# PROMPT:
Look over the lines below. Report each one that includes the string "text".

-*-

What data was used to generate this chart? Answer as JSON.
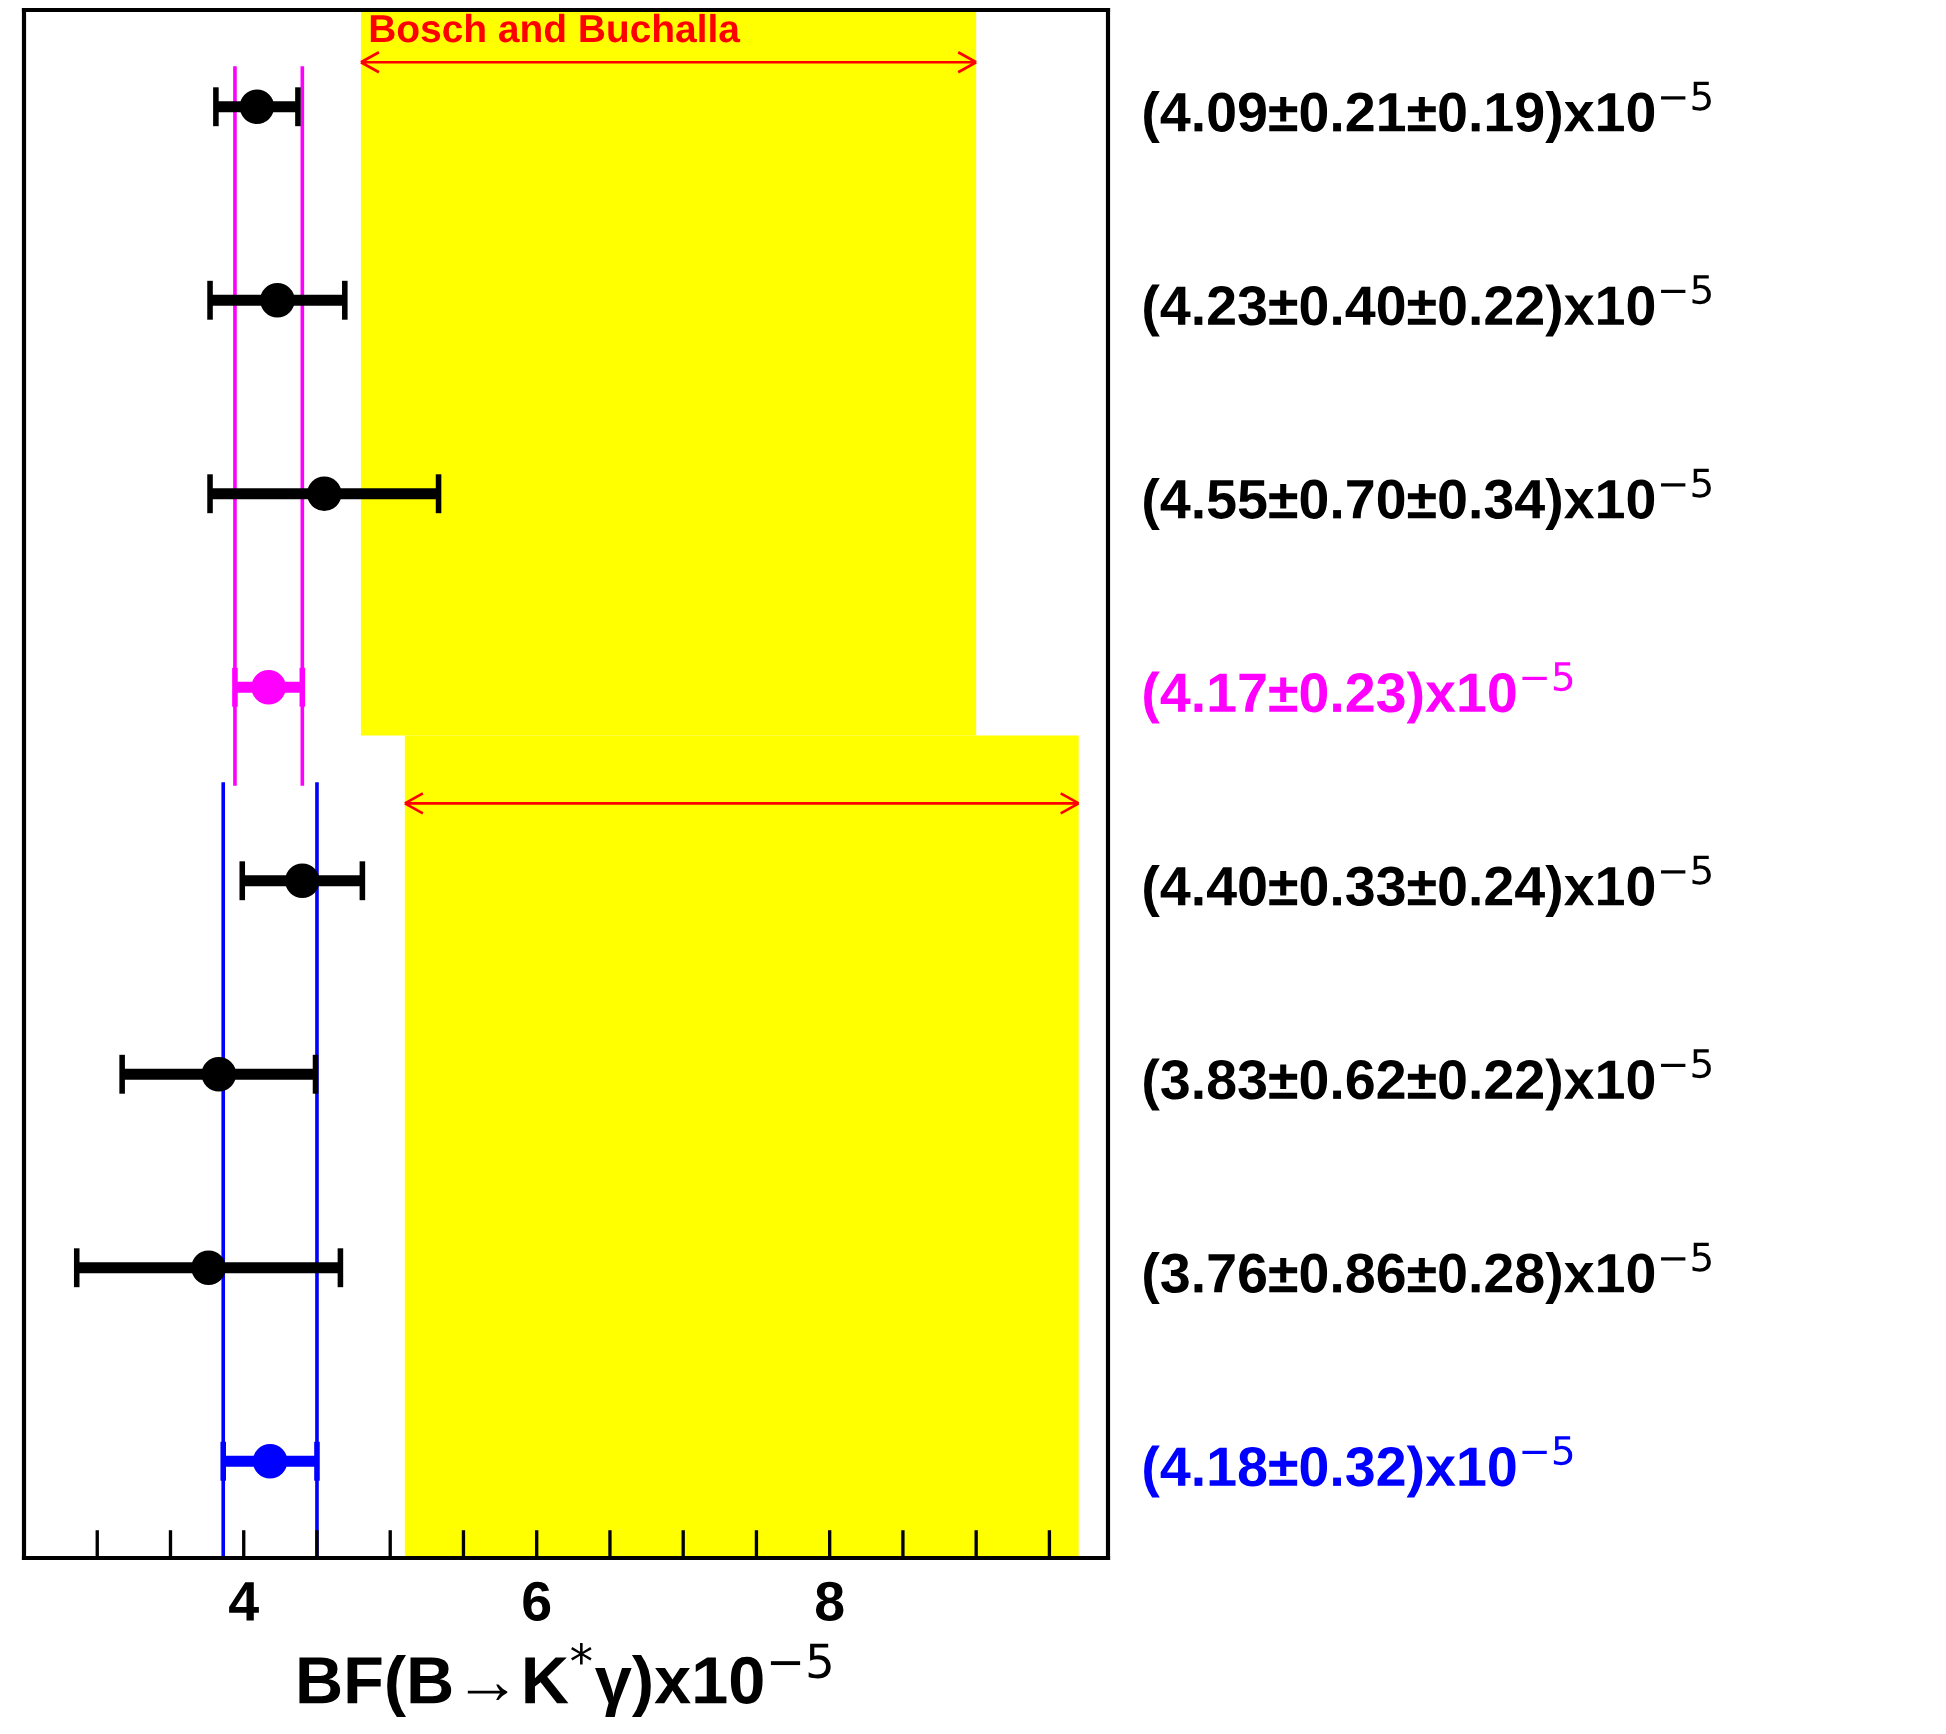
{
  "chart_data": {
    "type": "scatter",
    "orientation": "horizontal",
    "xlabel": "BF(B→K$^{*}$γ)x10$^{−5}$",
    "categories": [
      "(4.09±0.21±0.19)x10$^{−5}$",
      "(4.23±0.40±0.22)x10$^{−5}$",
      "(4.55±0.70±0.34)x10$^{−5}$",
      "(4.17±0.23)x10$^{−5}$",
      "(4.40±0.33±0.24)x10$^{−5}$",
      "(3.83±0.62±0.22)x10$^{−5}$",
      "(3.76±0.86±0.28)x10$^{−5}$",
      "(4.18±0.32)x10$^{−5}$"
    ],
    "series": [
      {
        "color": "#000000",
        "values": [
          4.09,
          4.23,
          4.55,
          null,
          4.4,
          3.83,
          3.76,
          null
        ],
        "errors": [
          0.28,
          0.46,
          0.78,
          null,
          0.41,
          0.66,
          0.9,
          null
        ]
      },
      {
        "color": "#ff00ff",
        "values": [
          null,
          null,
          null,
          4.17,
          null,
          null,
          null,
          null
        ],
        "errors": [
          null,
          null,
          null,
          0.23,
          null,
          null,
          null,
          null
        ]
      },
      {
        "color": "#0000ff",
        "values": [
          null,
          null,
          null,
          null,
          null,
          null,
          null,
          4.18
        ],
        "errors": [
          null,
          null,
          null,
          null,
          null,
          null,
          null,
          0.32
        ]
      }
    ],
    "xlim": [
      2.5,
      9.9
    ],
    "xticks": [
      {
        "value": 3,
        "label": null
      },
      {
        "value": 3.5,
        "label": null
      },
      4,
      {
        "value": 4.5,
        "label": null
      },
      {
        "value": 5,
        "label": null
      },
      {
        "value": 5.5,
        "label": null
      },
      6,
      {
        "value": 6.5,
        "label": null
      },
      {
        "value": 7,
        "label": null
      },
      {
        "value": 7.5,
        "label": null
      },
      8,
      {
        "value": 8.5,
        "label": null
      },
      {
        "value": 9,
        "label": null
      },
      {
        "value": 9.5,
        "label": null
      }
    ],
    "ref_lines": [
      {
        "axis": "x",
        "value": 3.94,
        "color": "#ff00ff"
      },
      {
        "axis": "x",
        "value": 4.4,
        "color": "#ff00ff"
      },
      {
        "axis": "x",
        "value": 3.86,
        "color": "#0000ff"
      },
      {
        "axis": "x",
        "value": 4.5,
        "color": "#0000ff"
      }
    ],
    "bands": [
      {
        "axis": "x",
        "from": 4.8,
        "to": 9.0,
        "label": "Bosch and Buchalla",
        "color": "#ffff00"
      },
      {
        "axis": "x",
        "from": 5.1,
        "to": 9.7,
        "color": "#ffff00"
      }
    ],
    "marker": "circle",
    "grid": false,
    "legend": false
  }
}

-*-

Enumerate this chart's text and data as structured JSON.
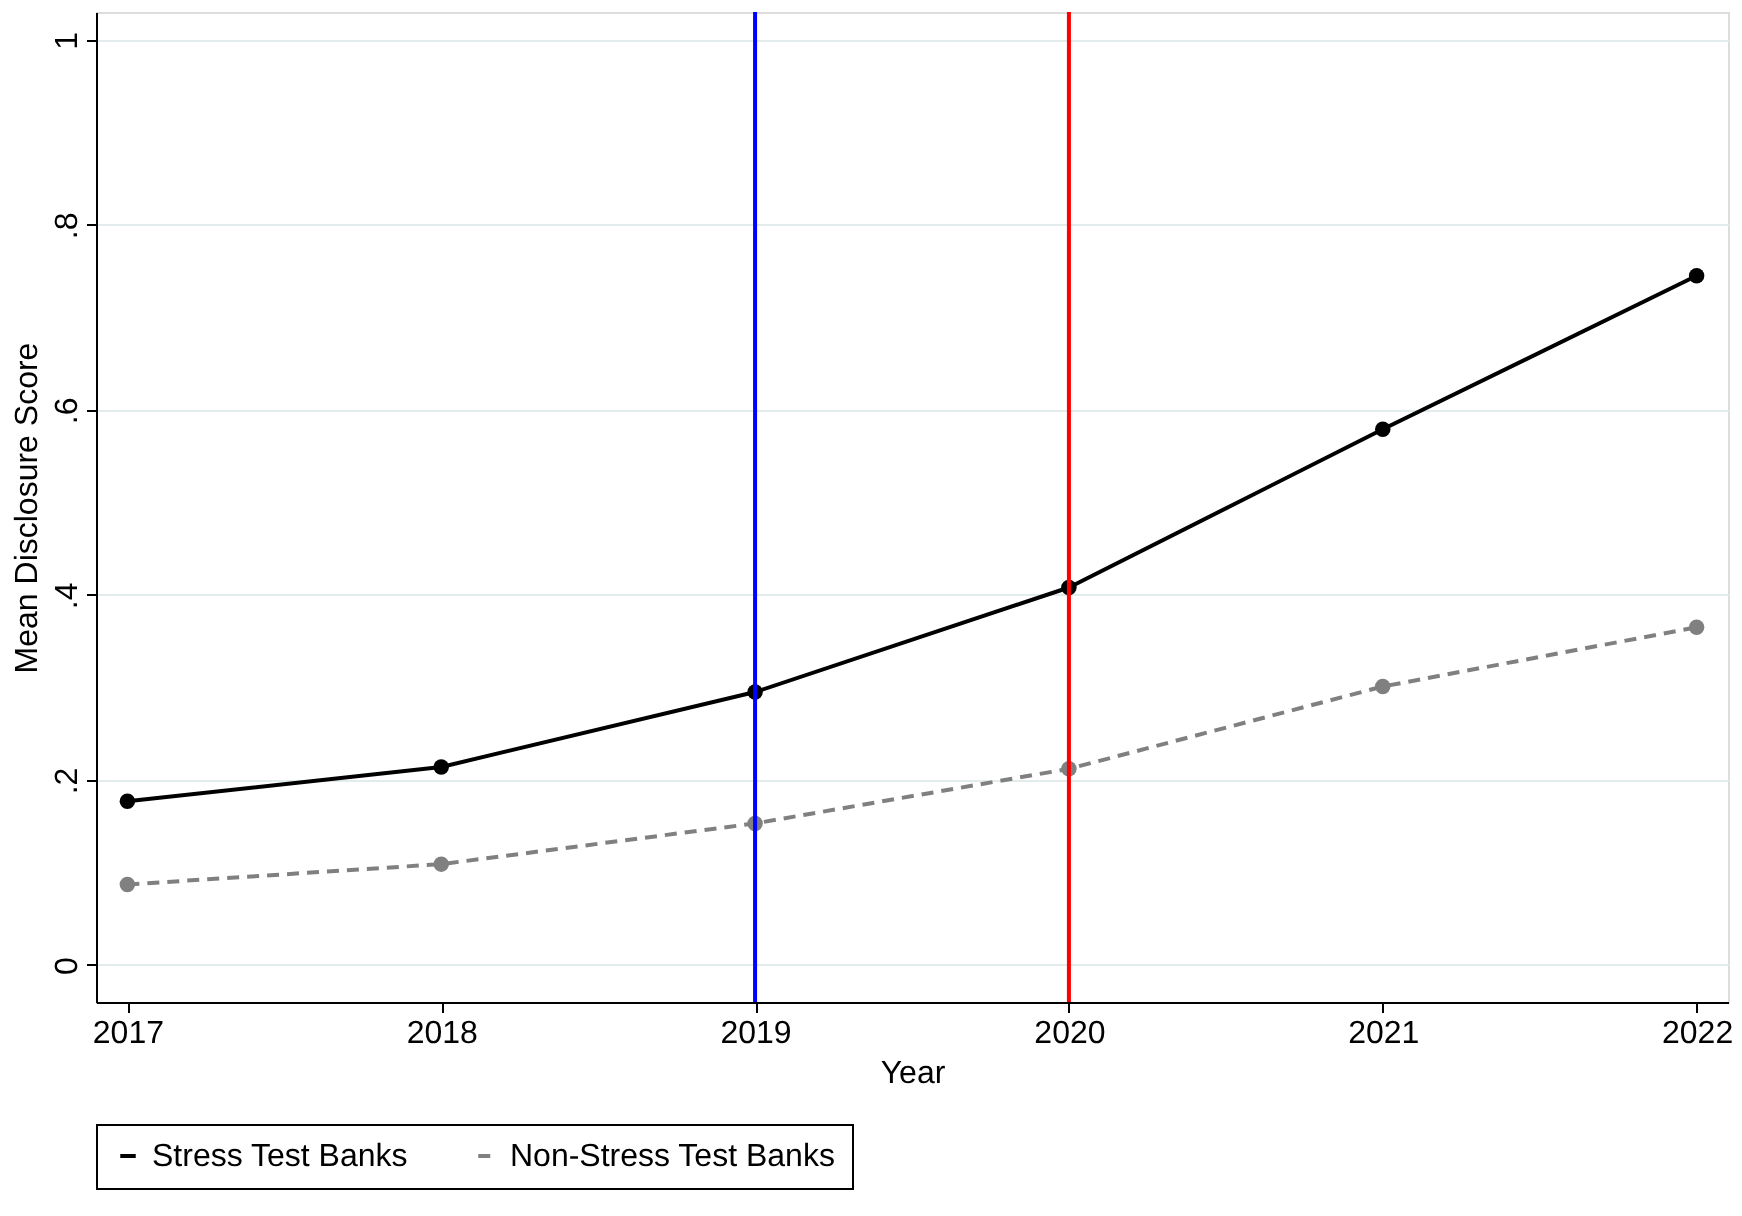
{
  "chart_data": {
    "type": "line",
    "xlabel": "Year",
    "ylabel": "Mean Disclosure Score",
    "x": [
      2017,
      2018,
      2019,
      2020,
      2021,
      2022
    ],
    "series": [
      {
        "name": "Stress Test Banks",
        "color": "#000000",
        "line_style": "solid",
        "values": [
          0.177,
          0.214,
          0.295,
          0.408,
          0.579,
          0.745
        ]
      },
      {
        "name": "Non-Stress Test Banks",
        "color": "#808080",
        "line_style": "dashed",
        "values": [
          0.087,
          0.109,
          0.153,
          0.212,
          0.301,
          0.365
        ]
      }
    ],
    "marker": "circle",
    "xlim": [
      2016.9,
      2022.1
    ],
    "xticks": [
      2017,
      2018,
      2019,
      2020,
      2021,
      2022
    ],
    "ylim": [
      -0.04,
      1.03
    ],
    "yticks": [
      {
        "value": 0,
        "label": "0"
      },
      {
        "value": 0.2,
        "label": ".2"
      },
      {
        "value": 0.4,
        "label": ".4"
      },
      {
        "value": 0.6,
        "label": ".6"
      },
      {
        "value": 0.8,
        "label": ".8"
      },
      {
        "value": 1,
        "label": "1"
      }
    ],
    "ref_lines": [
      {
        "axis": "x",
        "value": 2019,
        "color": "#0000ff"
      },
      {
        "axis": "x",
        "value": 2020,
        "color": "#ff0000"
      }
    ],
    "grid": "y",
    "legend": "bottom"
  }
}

-*-

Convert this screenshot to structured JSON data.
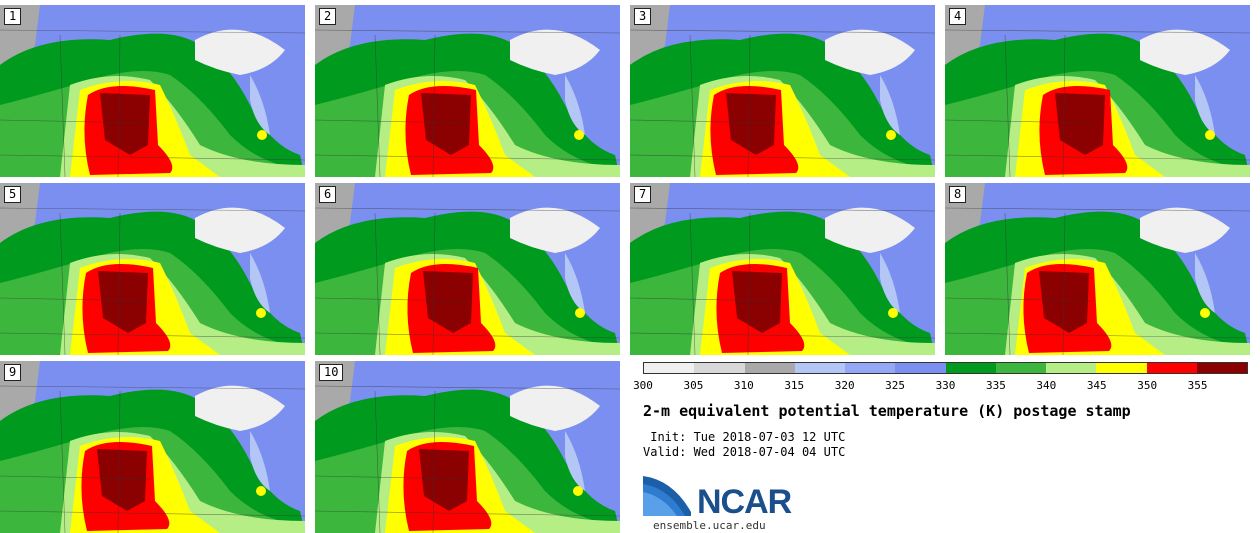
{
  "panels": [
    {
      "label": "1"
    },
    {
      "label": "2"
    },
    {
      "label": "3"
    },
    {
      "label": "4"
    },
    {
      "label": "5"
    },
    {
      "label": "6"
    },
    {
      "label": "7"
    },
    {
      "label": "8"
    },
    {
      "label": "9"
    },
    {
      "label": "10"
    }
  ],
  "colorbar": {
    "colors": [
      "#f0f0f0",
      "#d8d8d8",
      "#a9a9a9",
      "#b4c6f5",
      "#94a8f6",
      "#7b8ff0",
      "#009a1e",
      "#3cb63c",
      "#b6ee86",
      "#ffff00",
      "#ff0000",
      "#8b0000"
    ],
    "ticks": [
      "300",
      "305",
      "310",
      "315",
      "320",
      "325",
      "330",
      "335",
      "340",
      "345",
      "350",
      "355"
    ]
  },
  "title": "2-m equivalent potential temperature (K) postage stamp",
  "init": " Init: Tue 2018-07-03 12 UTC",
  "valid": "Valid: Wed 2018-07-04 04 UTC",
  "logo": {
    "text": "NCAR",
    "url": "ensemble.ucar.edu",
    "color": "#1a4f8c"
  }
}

-*-

# RESULT OF THIS TASK:
Enumerate this chart's text and data as structured JSON.
    "text": "NCAR",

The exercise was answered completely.